# Input for this task start
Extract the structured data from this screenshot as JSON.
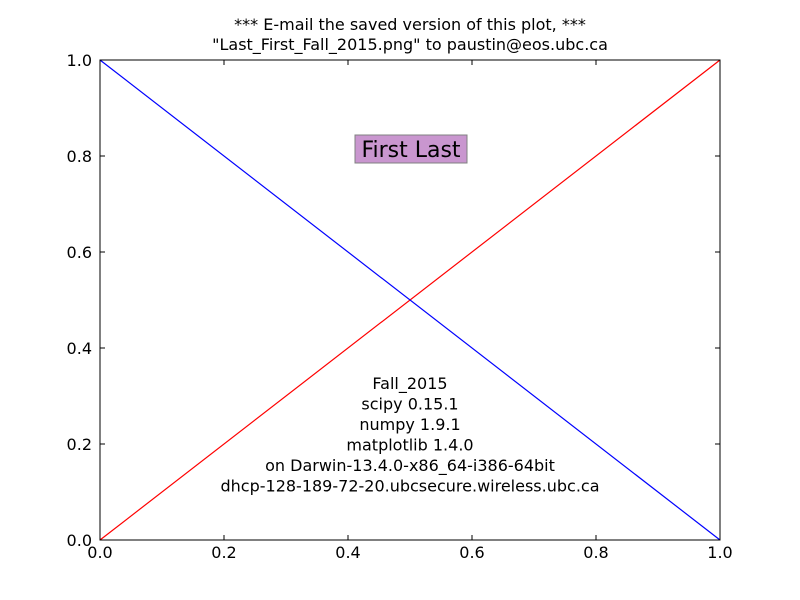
{
  "chart_data": {
    "type": "line",
    "title_lines": [
      "*** E-mail the saved version of this plot, ***",
      "\"Last_First_Fall_2015.png\" to paustin@eos.ubc.ca"
    ],
    "xlim": [
      0.0,
      1.0
    ],
    "ylim": [
      0.0,
      1.0
    ],
    "xticks": [
      "0.0",
      "0.2",
      "0.4",
      "0.6",
      "0.8",
      "1.0"
    ],
    "yticks": [
      "0.0",
      "0.2",
      "0.4",
      "0.6",
      "0.8",
      "1.0"
    ],
    "grid": false,
    "series": [
      {
        "color": "#ff0000",
        "x": [
          0.0,
          1.0
        ],
        "y": [
          0.0,
          1.0
        ]
      },
      {
        "color": "#0000ff",
        "x": [
          0.0,
          1.0
        ],
        "y": [
          1.0,
          0.0
        ]
      }
    ],
    "annotations": {
      "name_box": {
        "text": "First Last",
        "x": 0.5,
        "y": 0.8,
        "background": "#c996cf"
      },
      "info_lines": [
        "Fall_2015",
        "scipy 0.15.1",
        "numpy 1.9.1",
        "matplotlib 1.4.0",
        "on Darwin-13.4.0-x86_64-i386-64bit",
        "dhcp-128-189-72-20.ubcsecure.wireless.ubc.ca"
      ]
    }
  }
}
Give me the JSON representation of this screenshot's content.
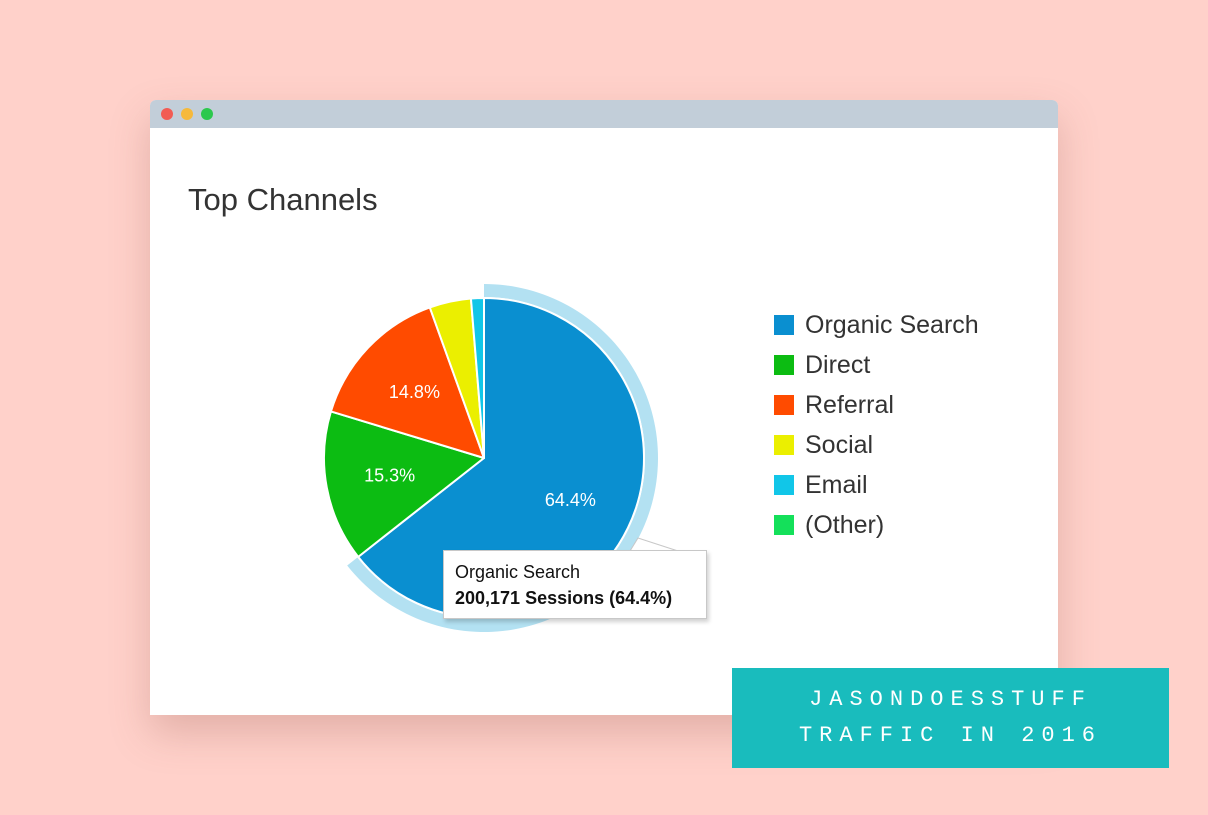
{
  "window": {
    "title": "Top Channels"
  },
  "chart_data": {
    "type": "pie",
    "title": "Top Channels",
    "legend_position": "right",
    "highlighted": "Organic Search",
    "slices": [
      {
        "name": "Organic Search",
        "value": 64.4,
        "label": "64.4%",
        "color": "#0a8fd0"
      },
      {
        "name": "Direct",
        "value": 15.3,
        "label": "15.3%",
        "color": "#0cbc12"
      },
      {
        "name": "Referral",
        "value": 14.8,
        "label": "14.8%",
        "color": "#ff4b00"
      },
      {
        "name": "Social",
        "value": 4.2,
        "label": "",
        "color": "#ebef00"
      },
      {
        "name": "Email",
        "value": 1.3,
        "label": "",
        "color": "#11c6e8"
      },
      {
        "name": "(Other)",
        "value": 0.0,
        "label": "",
        "color": "#14e05a"
      }
    ],
    "tooltip": {
      "name": "Organic Search",
      "value": "200,171 Sessions (64.4%)"
    }
  },
  "badge": {
    "line1": "JASONDOESSTUFF",
    "line2": "TRAFFIC IN 2016"
  },
  "colors": {
    "background": "#ffd1ca",
    "highlight_ring": "#b3e1f2",
    "badge": "#19bcbd"
  }
}
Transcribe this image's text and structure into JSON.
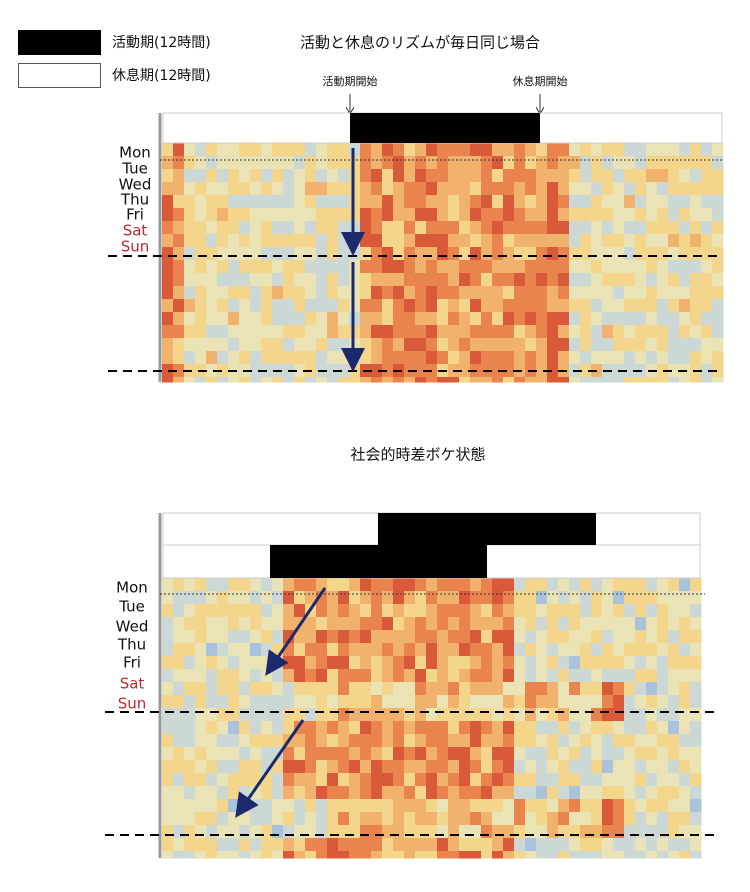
{
  "legend": [
    {
      "label": "活動期(12時間)"
    },
    {
      "label": "休息期(12時間)"
    }
  ],
  "panels": [
    {
      "title": "活動と休息のリズムが毎日同じ場合",
      "annotations": [
        "活動期開始",
        "休息期開始"
      ],
      "days": [
        "Mon",
        "Tue",
        "Wed",
        "Thu",
        "Fri",
        "Sat",
        "Sun"
      ]
    },
    {
      "title": "社会的時差ボケ状態",
      "days": [
        "Mon",
        "Tue",
        "Wed",
        "Thu",
        "Fri",
        "Sat",
        "Sun"
      ]
    }
  ]
}
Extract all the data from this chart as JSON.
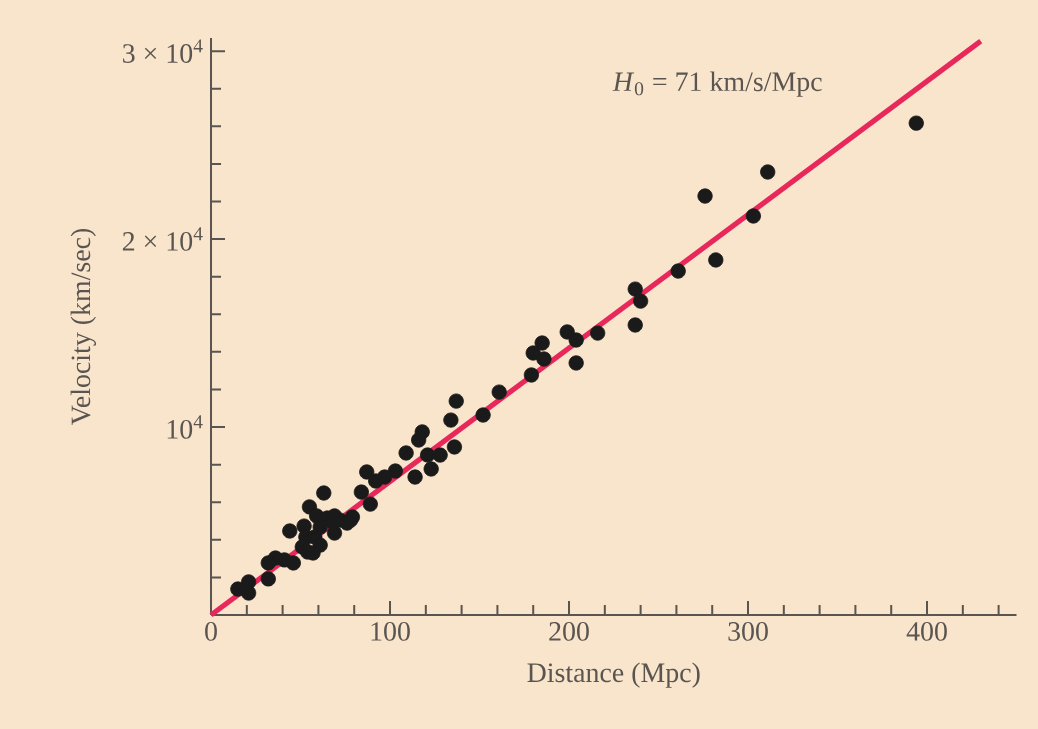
{
  "chart_data": {
    "type": "scatter",
    "xlabel": "Distance (Mpc)",
    "ylabel": "Velocity (km/sec)",
    "annotations": [
      "*H*$_{0}$ = 71 km/s/Mpc"
    ],
    "xlim": [
      0,
      450
    ],
    "ylim": [
      0,
      30700
    ],
    "xticks": [
      0,
      {
        "value": 20,
        "label": null
      },
      {
        "value": 40,
        "label": null
      },
      {
        "value": 60,
        "label": null
      },
      {
        "value": 80,
        "label": null
      },
      100,
      {
        "value": 120,
        "label": null
      },
      {
        "value": 140,
        "label": null
      },
      {
        "value": 160,
        "label": null
      },
      {
        "value": 180,
        "label": null
      },
      200,
      {
        "value": 220,
        "label": null
      },
      {
        "value": 240,
        "label": null
      },
      {
        "value": 260,
        "label": null
      },
      {
        "value": 280,
        "label": null
      },
      300,
      {
        "value": 320,
        "label": null
      },
      {
        "value": 340,
        "label": null
      },
      {
        "value": 360,
        "label": null
      },
      {
        "value": 380,
        "label": null
      },
      400,
      {
        "value": 420,
        "label": null
      },
      {
        "value": 440,
        "label": null
      }
    ],
    "yticks": [
      {
        "value": 2000,
        "label": null
      },
      {
        "value": 4000,
        "label": null
      },
      {
        "value": 6000,
        "label": null
      },
      {
        "value": 8000,
        "label": null
      },
      {
        "value": 10000,
        "label": "10$^{4}$"
      },
      {
        "value": 12000,
        "label": null
      },
      {
        "value": 14000,
        "label": null
      },
      {
        "value": 16000,
        "label": null
      },
      {
        "value": 18000,
        "label": null
      },
      {
        "value": 20000,
        "label": "2 × 10$^{4}$"
      },
      {
        "value": 22000,
        "label": null
      },
      {
        "value": 24000,
        "label": null
      },
      {
        "value": 26000,
        "label": null
      },
      {
        "value": 28000,
        "label": null
      },
      {
        "value": 30000,
        "label": "3 × 10$^{4}$"
      }
    ],
    "series": [
      {
        "marker": "circle",
        "color": "#1a1a1a",
        "x": [
          394,
          311,
          276,
          303,
          282,
          261,
          237,
          240,
          237,
          216,
          199,
          204,
          204,
          185,
          180,
          186,
          179,
          161,
          152,
          137,
          134,
          136,
          118,
          116,
          109,
          121,
          128,
          123,
          114,
          103,
          97,
          92,
          87,
          84,
          89,
          63,
          55,
          59,
          65,
          69,
          68,
          72,
          78,
          79,
          76,
          69,
          61,
          52,
          53,
          58,
          61,
          51,
          54,
          57,
          44,
          46,
          41,
          36,
          32,
          32,
          21,
          15,
          21
        ],
        "values": [
          26170,
          23570,
          22290,
          21230,
          18890,
          18300,
          17340,
          16700,
          15430,
          15000,
          15060,
          14630,
          13410,
          14470,
          13940,
          13620,
          12770,
          11860,
          10640,
          11380,
          10370,
          8940,
          9740,
          9310,
          8620,
          8510,
          8510,
          7770,
          7340,
          7660,
          7340,
          7130,
          7610,
          6540,
          5900,
          6490,
          5750,
          5270,
          5160,
          5270,
          4950,
          5050,
          5050,
          5210,
          4890,
          4360,
          4680,
          4730,
          4150,
          4150,
          3720,
          3620,
          3350,
          3300,
          4470,
          2770,
          2930,
          3030,
          2770,
          1920,
          1760,
          1380,
          1170
        ]
      },
      {
        "type": "line",
        "marker": "none",
        "color": "#e8285a",
        "x": [
          0,
          430
        ],
        "values": [
          0,
          30530
        ]
      }
    ]
  }
}
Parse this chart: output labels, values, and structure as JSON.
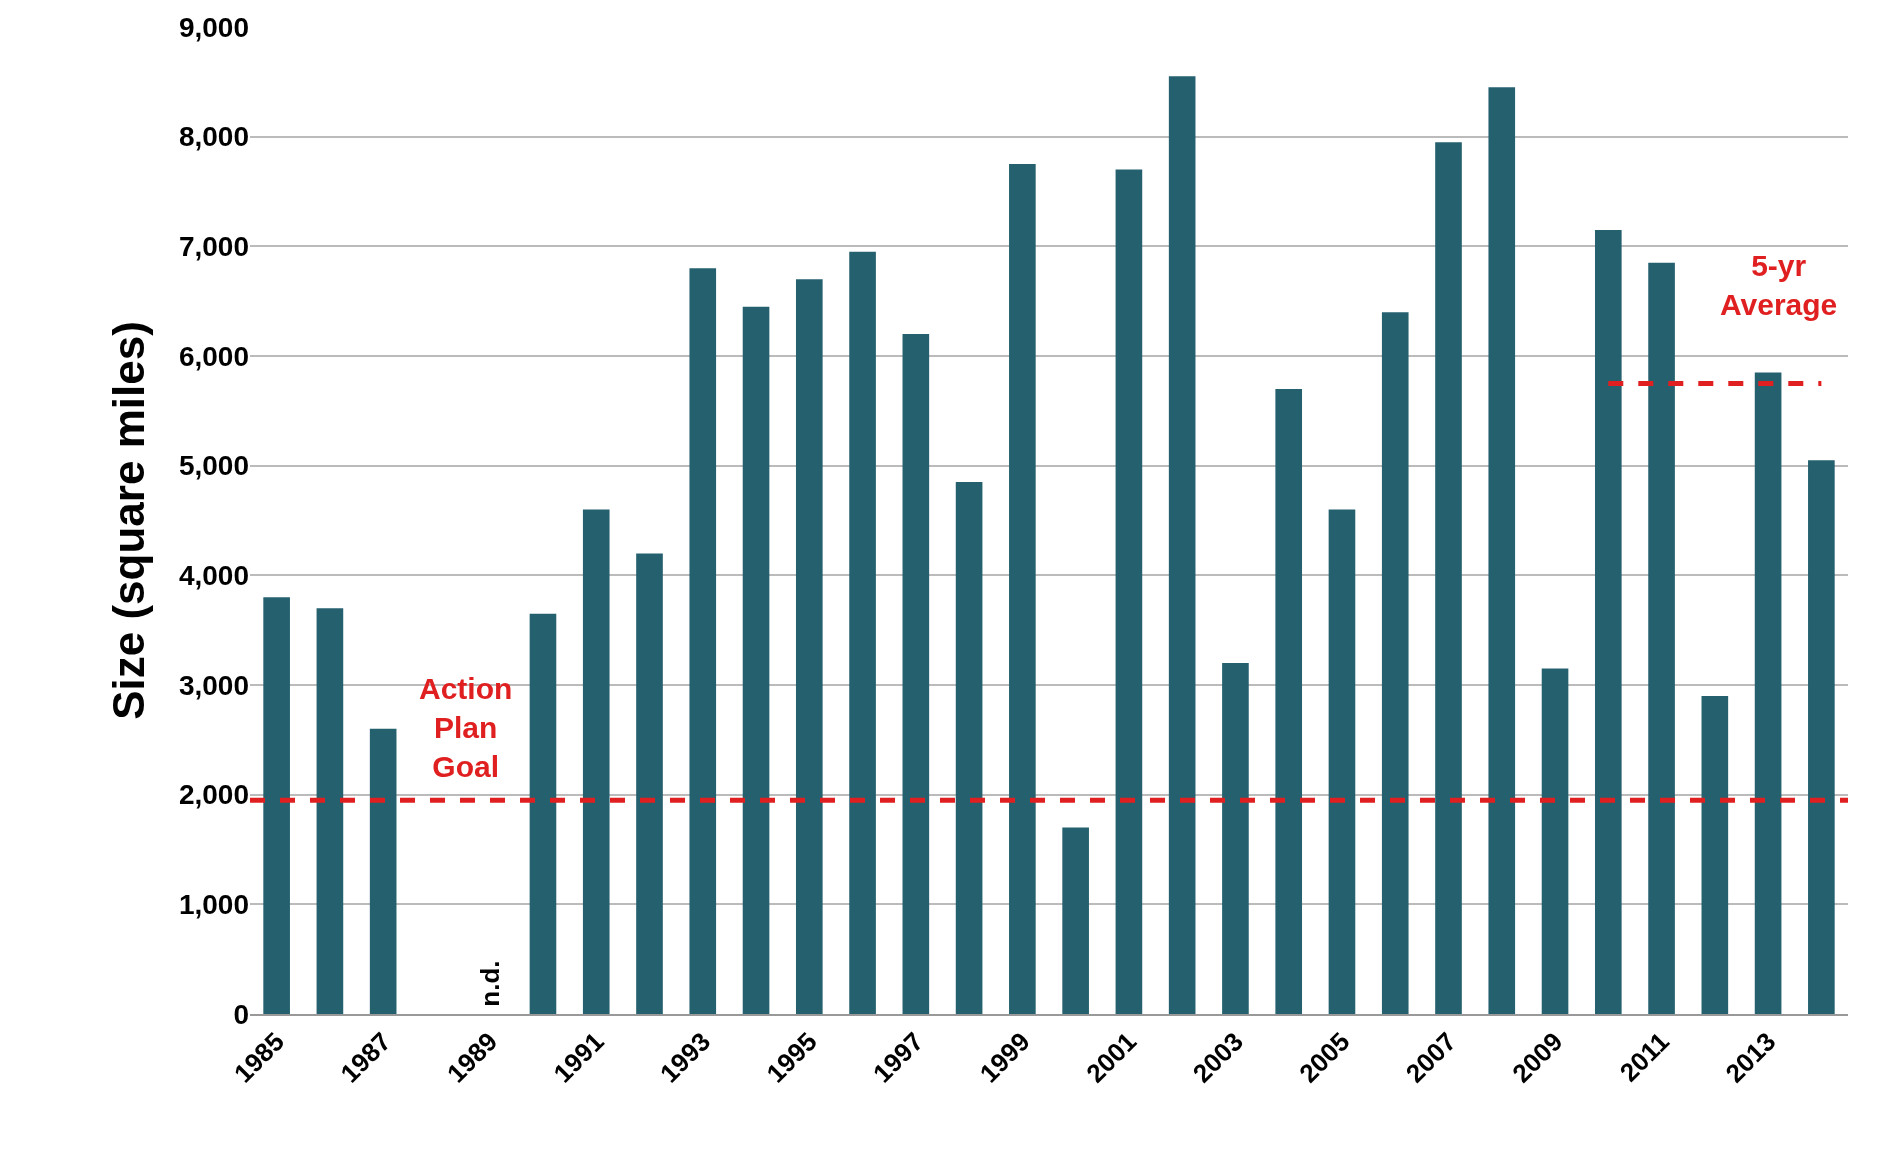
{
  "chart_data": {
    "type": "bar",
    "ylabel": "Size (square miles)",
    "categories": [
      "1985",
      null,
      "1987",
      null,
      "1989",
      null,
      "1991",
      null,
      "1993",
      null,
      "1995",
      null,
      "1997",
      null,
      "1999",
      null,
      "2001",
      null,
      "2003",
      null,
      "2005",
      null,
      "2007",
      null,
      "2009",
      null,
      "2011",
      null,
      "2013",
      null
    ],
    "series": [
      {
        "color": "#24606e",
        "values": [
          3800,
          3700,
          2600,
          null,
          null,
          3650,
          4600,
          4200,
          6800,
          6450,
          6700,
          6950,
          6200,
          4850,
          7750,
          1700,
          7700,
          8550,
          3200,
          5700,
          4600,
          6400,
          7950,
          8450,
          3150,
          7150,
          6850,
          2900,
          5850,
          5050
        ]
      },
      {
        "type": "line",
        "name": "5-yr Average",
        "color": "#e02020",
        "line_style": "dashed",
        "values": [
          null,
          null,
          null,
          null,
          null,
          null,
          null,
          null,
          null,
          null,
          null,
          null,
          null,
          null,
          null,
          null,
          null,
          null,
          null,
          null,
          null,
          null,
          null,
          null,
          null,
          5750,
          5750,
          5750,
          5750,
          5750
        ]
      }
    ],
    "ylim": [
      0,
      9000
    ],
    "yticks": [
      0,
      {
        "value": 1000,
        "label": "1,000"
      },
      {
        "value": 2000,
        "label": "2,000"
      },
      {
        "value": 3000,
        "label": "3,000"
      },
      {
        "value": 4000,
        "label": "4,000"
      },
      {
        "value": 5000,
        "label": "5,000"
      },
      {
        "value": 6000,
        "label": "6,000"
      },
      {
        "value": 7000,
        "label": "7,000"
      },
      {
        "value": 8000,
        "label": "8,000"
      },
      {
        "value": 9000,
        "label": "9,000"
      }
    ],
    "grid": "y",
    "ref_lines": [
      {
        "axis": "y",
        "value": 1950,
        "label": "Action Plan Goal",
        "color": "#e02020",
        "line_style": "dashed"
      }
    ],
    "annotations": [
      "n.d."
    ]
  }
}
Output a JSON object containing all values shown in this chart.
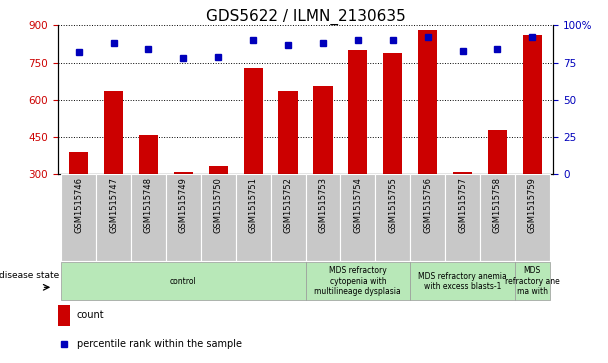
{
  "title": "GDS5622 / ILMN_2130635",
  "samples": [
    "GSM1515746",
    "GSM1515747",
    "GSM1515748",
    "GSM1515749",
    "GSM1515750",
    "GSM1515751",
    "GSM1515752",
    "GSM1515753",
    "GSM1515754",
    "GSM1515755",
    "GSM1515756",
    "GSM1515757",
    "GSM1515758",
    "GSM1515759"
  ],
  "bar_values": [
    390,
    635,
    460,
    310,
    335,
    730,
    635,
    655,
    800,
    790,
    880,
    310,
    480,
    860
  ],
  "dot_values": [
    82,
    88,
    84,
    78,
    79,
    90,
    87,
    88,
    90,
    90,
    92,
    83,
    84,
    92
  ],
  "ylim_left": [
    300,
    900
  ],
  "ylim_right": [
    0,
    100
  ],
  "yticks_left": [
    300,
    450,
    600,
    750,
    900
  ],
  "yticks_right": [
    0,
    25,
    50,
    75,
    100
  ],
  "bar_color": "#cc0000",
  "dot_color": "#0000bb",
  "disease_groups": [
    {
      "label": "control",
      "start": 0,
      "end": 7
    },
    {
      "label": "MDS refractory\ncytopenia with\nmultilineage dysplasia",
      "start": 7,
      "end": 10
    },
    {
      "label": "MDS refractory anemia\nwith excess blasts-1",
      "start": 10,
      "end": 13
    },
    {
      "label": "MDS\nrefractory ane\nma with",
      "start": 13,
      "end": 14
    }
  ],
  "disease_state_label": "disease state",
  "legend_count_label": "count",
  "legend_pct_label": "percentile rank within the sample",
  "title_fontsize": 11,
  "label_bg_color": "#c8c8c8",
  "disease_bg_color": "#b8e8b8",
  "bar_width": 0.55
}
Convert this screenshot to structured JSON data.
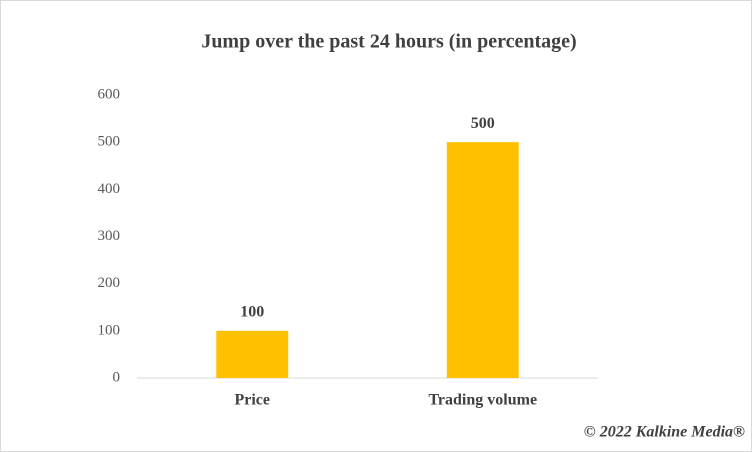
{
  "chart_data": {
    "type": "bar",
    "title": "Jump over the past 24 hours (in percentage)",
    "categories": [
      "Price",
      "Trading volume"
    ],
    "values": [
      100,
      500
    ],
    "color": "#ffc000",
    "ylim": [
      0,
      600
    ],
    "yticks": [
      0,
      100,
      200,
      300,
      400,
      500,
      600
    ],
    "grid": false,
    "data_labels": true,
    "footer": "© 2022 Kalkine Media®"
  }
}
# Input for this task end
• [Exercise objective]
All lines that include "ylabel" are to be gathered and copied.

• [Full solution]
    "ylabel": "Velocity (km/sec)",
    "ylabel": "Size (square miles)",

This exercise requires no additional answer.